• _Exercise materials_:
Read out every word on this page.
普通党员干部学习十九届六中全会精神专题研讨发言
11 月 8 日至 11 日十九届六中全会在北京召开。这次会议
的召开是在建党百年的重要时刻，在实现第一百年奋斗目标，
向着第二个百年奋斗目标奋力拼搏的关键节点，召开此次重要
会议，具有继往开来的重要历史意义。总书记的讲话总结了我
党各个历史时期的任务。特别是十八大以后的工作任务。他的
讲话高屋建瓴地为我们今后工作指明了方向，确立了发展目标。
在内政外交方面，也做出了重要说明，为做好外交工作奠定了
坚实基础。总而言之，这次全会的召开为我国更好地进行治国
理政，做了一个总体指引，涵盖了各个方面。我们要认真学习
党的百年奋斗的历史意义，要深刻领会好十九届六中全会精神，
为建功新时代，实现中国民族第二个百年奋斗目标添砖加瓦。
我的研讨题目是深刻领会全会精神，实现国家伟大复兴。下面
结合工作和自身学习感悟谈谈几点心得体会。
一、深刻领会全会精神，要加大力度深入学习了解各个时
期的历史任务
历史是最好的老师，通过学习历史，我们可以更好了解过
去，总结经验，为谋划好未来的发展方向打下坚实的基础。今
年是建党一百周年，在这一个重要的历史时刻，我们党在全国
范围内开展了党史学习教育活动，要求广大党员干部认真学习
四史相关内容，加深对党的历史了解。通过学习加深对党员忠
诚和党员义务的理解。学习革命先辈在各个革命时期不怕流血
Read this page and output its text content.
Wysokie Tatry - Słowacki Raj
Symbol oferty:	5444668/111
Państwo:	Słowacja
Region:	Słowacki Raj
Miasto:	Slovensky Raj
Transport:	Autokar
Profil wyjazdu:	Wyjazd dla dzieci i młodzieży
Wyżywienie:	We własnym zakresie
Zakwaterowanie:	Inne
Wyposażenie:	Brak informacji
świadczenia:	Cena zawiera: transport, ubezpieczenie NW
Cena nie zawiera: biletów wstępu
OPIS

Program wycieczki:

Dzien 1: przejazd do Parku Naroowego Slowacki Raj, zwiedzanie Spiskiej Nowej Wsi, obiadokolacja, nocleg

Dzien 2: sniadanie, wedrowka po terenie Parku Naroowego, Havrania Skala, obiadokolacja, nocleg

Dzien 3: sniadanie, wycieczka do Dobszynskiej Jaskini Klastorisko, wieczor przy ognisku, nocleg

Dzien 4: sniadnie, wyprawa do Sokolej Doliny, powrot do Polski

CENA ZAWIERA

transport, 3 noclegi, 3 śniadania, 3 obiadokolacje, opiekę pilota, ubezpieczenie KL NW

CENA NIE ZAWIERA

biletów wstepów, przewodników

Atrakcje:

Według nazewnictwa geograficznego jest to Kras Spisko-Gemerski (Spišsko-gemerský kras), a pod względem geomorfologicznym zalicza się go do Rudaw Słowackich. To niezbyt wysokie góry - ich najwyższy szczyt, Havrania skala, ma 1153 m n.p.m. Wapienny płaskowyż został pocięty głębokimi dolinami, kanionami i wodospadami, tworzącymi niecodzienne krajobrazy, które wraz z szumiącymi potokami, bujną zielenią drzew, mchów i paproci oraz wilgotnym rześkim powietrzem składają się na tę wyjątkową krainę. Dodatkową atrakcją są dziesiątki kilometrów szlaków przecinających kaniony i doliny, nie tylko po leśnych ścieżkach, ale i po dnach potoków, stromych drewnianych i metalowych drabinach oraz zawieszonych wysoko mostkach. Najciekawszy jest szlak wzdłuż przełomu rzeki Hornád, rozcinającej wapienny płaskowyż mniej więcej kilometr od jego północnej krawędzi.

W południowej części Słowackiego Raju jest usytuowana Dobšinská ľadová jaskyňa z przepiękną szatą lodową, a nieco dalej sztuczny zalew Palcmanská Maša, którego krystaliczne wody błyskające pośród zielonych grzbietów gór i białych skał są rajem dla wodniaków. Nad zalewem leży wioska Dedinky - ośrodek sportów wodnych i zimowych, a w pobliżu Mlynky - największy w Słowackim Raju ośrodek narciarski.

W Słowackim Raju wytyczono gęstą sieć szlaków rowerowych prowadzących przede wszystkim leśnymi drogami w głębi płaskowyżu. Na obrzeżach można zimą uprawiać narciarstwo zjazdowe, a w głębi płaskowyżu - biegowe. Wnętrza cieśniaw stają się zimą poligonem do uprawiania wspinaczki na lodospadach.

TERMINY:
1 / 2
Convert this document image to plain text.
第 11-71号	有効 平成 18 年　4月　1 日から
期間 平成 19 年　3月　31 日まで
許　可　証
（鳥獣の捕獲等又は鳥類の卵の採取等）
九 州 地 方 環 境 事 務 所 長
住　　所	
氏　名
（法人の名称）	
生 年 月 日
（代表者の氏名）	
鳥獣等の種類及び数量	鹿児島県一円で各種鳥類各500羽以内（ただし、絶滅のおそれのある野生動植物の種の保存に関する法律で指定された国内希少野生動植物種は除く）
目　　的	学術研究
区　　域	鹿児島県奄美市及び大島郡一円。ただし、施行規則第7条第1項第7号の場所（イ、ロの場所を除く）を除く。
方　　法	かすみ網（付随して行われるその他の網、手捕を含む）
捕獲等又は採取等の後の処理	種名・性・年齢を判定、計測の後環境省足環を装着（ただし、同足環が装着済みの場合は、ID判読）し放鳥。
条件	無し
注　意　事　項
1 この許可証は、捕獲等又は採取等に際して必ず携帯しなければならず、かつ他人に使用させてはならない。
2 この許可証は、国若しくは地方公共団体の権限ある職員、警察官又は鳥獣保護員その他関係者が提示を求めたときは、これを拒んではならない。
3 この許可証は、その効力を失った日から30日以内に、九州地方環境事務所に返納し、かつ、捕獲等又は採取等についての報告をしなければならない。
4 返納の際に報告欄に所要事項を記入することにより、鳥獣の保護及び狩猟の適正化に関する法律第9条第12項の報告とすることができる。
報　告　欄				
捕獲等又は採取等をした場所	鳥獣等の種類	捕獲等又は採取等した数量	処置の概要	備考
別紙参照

• _Goal_: Output the line containing "Convert this document image to plain text." and all lines after it to the end of the records, exactly as given.

• _Answer to the task_:
Convert this document image to plain text.
第 11-71号	有効 平成 18 年　4月　1 日から
期間 平成 19 年　3月　31 日まで
許　可　証
（鳥獣の捕獲等又は鳥類の卵の採取等）
九 州 地 方 環 境 事 務 所 長
住　　所	
氏　名
（法人の名称）	
生 年 月 日
（代表者の氏名）	
鳥獣等の種類及び数量	鹿児島県一円で各種鳥類各500羽以内（ただし、絶滅のおそれのある野生動植物の種の保存に関する法律で指定された国内希少野生動植物種は除く）
目　　的	学術研究
区　　域	鹿児島県奄美市及び大島郡一円。ただし、施行規則第7条第1項第7号の場所（イ、ロの場所を除く）を除く。
方　　法	かすみ網（付随して行われるその他の網、手捕を含む）
捕獲等又は採取等の後の処理	種名・性・年齢を判定、計測の後環境省足環を装着（ただし、同足環が装着済みの場合は、ID判読）し放鳥。
条件	無し
注　意　事　項
1 この許可証は、捕獲等又は採取等に際して必ず携帯しなければならず、かつ他人に使用させてはならない。
2 この許可証は、国若しくは地方公共団体の権限ある職員、警察官又は鳥獣保護員その他関係者が提示を求めたときは、これを拒んではならない。
3 この許可証は、その効力を失った日から30日以内に、九州地方環境事務所に返納し、かつ、捕獲等又は採取等についての報告をしなければならない。
4 返納の際に報告欄に所要事項を記入することにより、鳥獣の保護及び狩猟の適正化に関する法律第9条第12項の報告とすることができる。
報　告　欄				
捕獲等又は採取等をした場所	鳥獣等の種類	捕獲等又は採取等した数量	処置の概要	備考
別紙参照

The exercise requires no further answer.